Objective -
Copy each line of the records that holds the string "nodes".

■ ■ ■ ■

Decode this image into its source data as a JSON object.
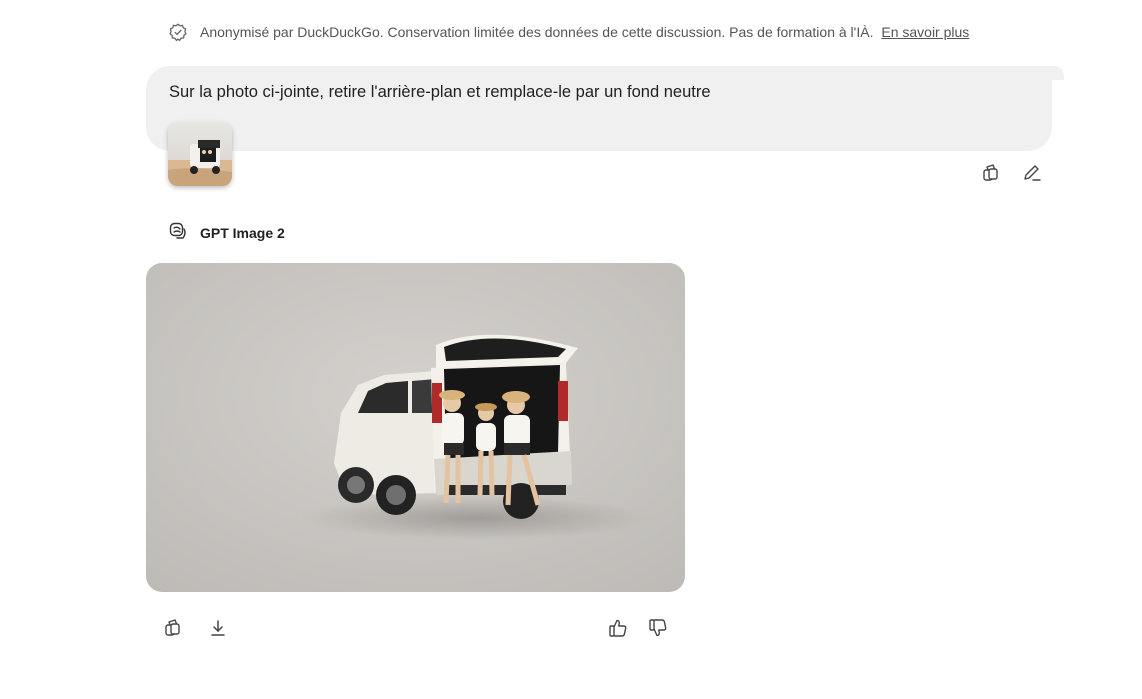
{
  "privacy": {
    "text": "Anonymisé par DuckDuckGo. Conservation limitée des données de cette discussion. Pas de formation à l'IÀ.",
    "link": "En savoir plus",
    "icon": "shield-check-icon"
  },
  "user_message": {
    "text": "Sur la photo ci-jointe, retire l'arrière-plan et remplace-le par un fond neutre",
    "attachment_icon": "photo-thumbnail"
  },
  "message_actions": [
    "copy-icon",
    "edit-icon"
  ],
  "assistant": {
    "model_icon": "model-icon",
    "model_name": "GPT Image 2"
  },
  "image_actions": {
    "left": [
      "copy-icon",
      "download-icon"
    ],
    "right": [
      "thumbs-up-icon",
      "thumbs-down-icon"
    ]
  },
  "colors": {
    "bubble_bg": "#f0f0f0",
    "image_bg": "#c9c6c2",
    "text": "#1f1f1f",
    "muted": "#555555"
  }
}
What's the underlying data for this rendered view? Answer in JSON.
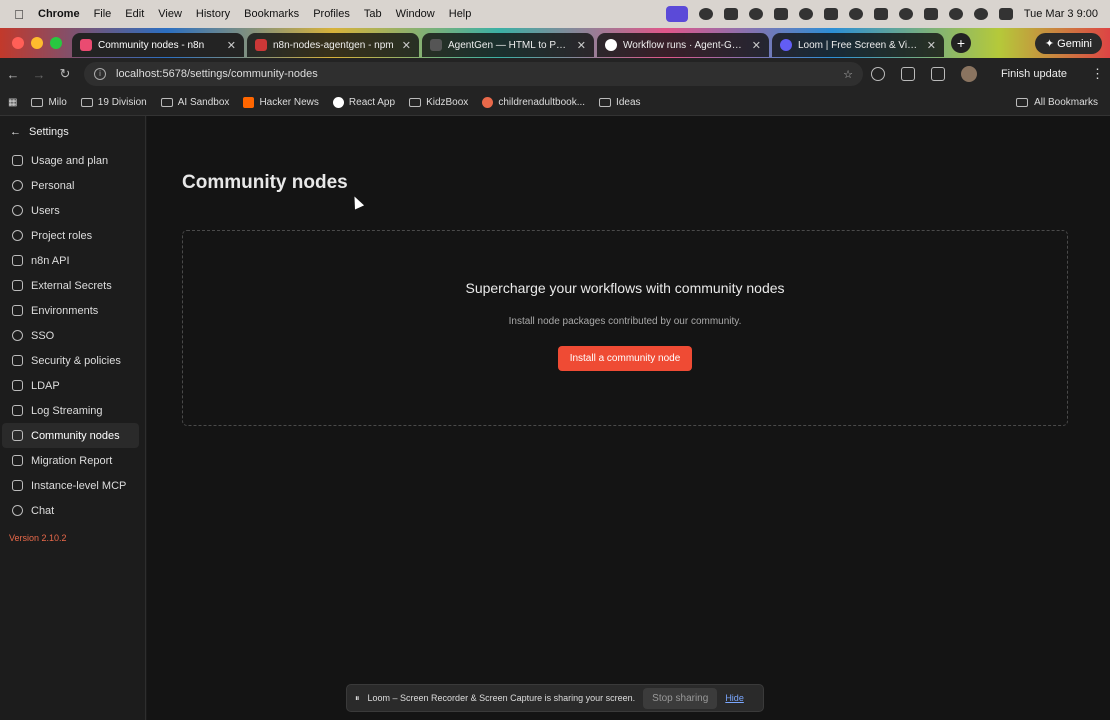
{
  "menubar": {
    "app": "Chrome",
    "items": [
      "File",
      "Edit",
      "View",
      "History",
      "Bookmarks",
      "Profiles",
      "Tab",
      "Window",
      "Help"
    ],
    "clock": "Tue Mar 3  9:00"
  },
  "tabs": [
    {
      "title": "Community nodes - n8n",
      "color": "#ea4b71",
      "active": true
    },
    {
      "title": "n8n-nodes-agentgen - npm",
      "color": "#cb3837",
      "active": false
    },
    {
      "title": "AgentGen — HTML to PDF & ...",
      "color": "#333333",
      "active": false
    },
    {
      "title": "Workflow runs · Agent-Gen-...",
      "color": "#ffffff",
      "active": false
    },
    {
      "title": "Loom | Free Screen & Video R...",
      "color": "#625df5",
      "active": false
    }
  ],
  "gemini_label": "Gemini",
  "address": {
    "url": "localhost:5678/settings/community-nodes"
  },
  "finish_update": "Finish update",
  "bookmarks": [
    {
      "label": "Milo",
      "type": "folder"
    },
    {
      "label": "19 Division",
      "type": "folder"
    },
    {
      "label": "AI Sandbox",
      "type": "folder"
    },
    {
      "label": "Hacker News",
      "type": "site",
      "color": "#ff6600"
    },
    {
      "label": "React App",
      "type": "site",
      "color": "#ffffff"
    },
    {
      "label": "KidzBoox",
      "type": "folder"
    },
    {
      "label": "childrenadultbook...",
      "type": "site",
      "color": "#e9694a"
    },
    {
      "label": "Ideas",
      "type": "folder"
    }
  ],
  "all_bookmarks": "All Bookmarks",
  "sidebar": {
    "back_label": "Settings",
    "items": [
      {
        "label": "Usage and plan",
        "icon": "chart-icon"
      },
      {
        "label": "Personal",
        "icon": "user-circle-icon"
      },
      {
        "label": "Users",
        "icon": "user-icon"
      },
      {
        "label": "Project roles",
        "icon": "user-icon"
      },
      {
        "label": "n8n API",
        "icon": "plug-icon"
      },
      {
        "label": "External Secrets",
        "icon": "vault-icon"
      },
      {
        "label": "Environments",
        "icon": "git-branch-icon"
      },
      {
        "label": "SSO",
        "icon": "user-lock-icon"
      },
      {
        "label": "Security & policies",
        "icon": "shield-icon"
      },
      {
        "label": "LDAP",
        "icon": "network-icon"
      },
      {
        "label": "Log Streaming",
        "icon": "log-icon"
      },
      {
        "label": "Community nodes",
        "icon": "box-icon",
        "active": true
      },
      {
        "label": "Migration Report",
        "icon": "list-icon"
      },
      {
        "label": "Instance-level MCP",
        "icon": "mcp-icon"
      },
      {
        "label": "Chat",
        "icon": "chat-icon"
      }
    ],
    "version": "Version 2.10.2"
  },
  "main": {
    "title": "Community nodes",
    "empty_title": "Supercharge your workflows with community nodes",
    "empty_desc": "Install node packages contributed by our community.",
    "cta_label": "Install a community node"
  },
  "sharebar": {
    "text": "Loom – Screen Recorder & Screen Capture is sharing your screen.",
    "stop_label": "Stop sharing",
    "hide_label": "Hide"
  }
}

■ ■ ■ ■

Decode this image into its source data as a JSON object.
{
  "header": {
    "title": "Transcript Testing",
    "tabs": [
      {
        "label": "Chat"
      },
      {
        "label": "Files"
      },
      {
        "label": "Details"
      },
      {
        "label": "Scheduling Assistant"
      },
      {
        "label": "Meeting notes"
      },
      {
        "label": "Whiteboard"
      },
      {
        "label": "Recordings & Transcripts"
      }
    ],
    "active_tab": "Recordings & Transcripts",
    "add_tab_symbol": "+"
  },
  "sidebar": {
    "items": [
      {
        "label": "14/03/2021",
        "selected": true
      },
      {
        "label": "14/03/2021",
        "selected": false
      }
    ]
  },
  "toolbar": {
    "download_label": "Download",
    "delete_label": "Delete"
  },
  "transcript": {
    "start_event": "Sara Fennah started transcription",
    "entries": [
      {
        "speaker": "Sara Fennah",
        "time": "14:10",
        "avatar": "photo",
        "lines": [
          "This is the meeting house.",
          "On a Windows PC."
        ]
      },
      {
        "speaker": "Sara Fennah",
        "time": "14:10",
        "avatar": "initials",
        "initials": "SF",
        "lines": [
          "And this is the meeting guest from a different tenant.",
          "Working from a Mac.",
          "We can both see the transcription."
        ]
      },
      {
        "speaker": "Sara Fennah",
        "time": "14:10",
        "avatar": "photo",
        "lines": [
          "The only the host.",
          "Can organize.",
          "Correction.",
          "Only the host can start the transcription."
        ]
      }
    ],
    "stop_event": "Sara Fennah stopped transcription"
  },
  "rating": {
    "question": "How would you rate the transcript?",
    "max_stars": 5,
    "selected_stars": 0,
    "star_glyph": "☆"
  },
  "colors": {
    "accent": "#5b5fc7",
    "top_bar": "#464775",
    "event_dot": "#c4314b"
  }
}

■ ■ ■ ■

Correct response -
      "title": "Community nodes - n8n",
      "title": "n8n-nodes-agentgen - npm",
    "url": "localhost:5678/settings/community-nodes"
        "label": "Community nodes",
    "title": "Community nodes",
    "empty_title": "Supercharge your workflows with community nodes",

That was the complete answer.